#### WHAT TO WORK ON
Where a line of the data below has the string "individuals", copy that line.

Images of pages and their text
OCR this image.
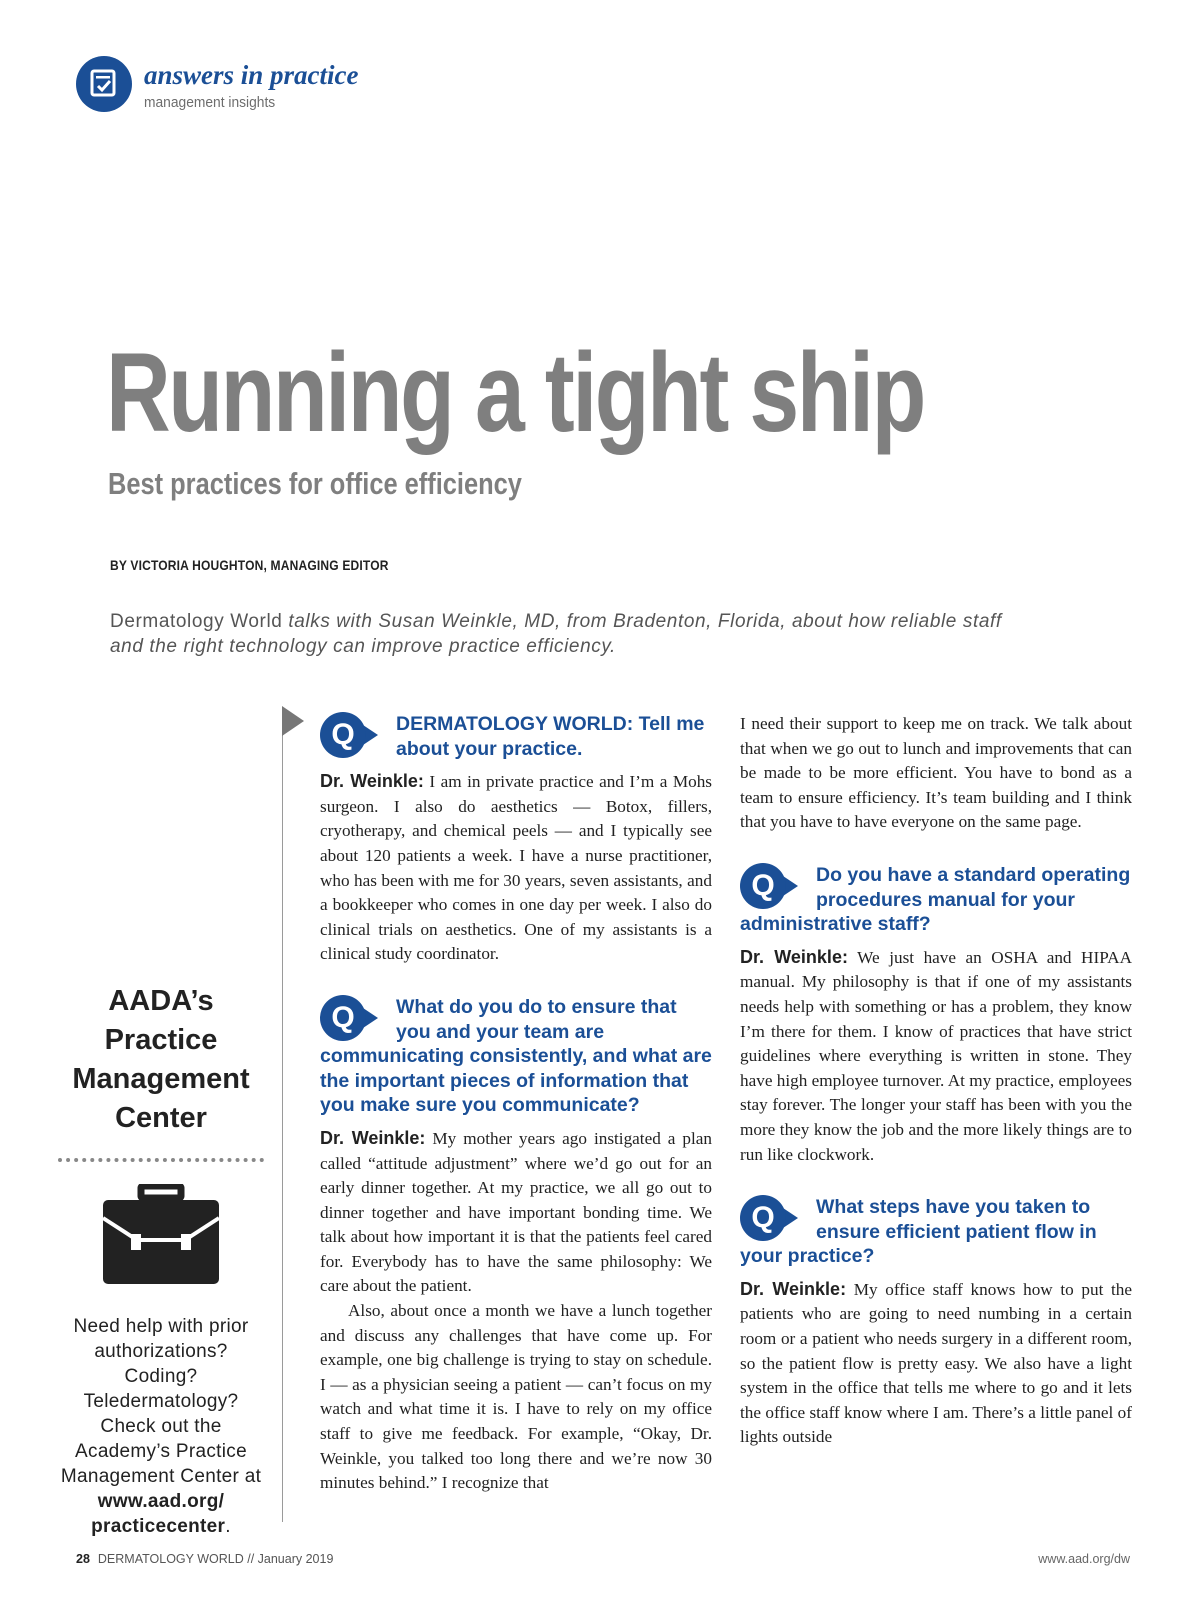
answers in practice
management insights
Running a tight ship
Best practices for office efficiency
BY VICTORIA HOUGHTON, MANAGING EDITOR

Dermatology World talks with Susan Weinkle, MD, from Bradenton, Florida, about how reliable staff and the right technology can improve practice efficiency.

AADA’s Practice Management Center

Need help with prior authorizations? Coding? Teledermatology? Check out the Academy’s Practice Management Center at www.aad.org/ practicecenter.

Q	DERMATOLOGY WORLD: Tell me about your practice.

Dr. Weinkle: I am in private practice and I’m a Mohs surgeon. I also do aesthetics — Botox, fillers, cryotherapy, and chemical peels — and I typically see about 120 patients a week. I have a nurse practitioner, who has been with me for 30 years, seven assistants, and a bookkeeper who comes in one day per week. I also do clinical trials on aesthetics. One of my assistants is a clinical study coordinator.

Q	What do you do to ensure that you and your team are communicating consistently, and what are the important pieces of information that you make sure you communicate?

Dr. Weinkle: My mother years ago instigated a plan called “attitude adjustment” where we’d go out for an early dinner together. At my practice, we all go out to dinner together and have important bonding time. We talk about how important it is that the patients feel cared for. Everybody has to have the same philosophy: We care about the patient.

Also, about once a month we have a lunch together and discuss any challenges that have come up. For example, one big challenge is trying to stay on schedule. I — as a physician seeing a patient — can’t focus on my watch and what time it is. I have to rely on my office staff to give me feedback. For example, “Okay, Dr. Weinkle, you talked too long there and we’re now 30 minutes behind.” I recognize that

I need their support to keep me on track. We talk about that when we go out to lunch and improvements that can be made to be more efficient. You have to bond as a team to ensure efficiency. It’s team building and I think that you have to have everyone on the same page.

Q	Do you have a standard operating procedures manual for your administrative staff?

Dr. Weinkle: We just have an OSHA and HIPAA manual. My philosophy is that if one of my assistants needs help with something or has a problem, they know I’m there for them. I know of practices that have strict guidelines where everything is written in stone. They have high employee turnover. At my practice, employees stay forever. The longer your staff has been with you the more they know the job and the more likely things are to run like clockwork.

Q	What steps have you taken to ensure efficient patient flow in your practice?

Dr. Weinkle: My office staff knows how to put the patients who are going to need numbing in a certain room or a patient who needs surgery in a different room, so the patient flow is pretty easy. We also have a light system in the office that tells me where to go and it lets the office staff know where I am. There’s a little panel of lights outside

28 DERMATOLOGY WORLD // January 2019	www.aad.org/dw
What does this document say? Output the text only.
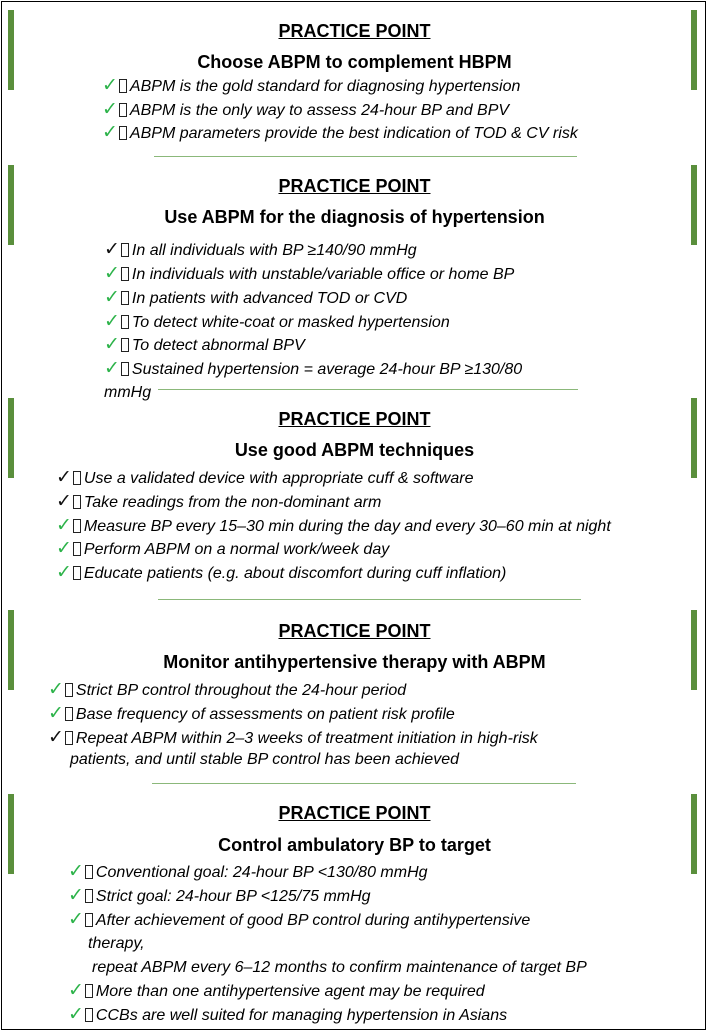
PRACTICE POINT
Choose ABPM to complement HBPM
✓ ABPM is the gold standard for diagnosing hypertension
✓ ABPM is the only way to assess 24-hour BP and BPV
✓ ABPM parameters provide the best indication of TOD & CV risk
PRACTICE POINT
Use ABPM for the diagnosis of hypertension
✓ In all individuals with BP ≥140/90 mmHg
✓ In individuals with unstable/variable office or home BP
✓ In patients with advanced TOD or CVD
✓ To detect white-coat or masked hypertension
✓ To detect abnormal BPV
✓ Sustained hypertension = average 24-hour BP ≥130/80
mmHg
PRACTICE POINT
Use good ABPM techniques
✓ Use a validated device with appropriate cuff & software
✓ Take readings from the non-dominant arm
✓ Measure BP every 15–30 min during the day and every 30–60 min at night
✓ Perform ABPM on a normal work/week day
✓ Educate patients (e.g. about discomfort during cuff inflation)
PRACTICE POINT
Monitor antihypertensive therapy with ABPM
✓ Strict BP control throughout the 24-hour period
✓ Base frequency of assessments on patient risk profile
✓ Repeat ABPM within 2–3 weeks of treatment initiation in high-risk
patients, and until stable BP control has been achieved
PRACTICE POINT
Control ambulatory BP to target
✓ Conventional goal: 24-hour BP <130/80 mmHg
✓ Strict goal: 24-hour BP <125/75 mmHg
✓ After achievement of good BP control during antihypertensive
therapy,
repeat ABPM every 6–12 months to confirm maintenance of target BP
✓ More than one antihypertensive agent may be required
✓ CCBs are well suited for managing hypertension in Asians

#### SOLUTION TO THIS EXERCISE
✓ In all individuals with BP ≥140/90 mmHg
✓ In individuals with unstable/variable office or home BP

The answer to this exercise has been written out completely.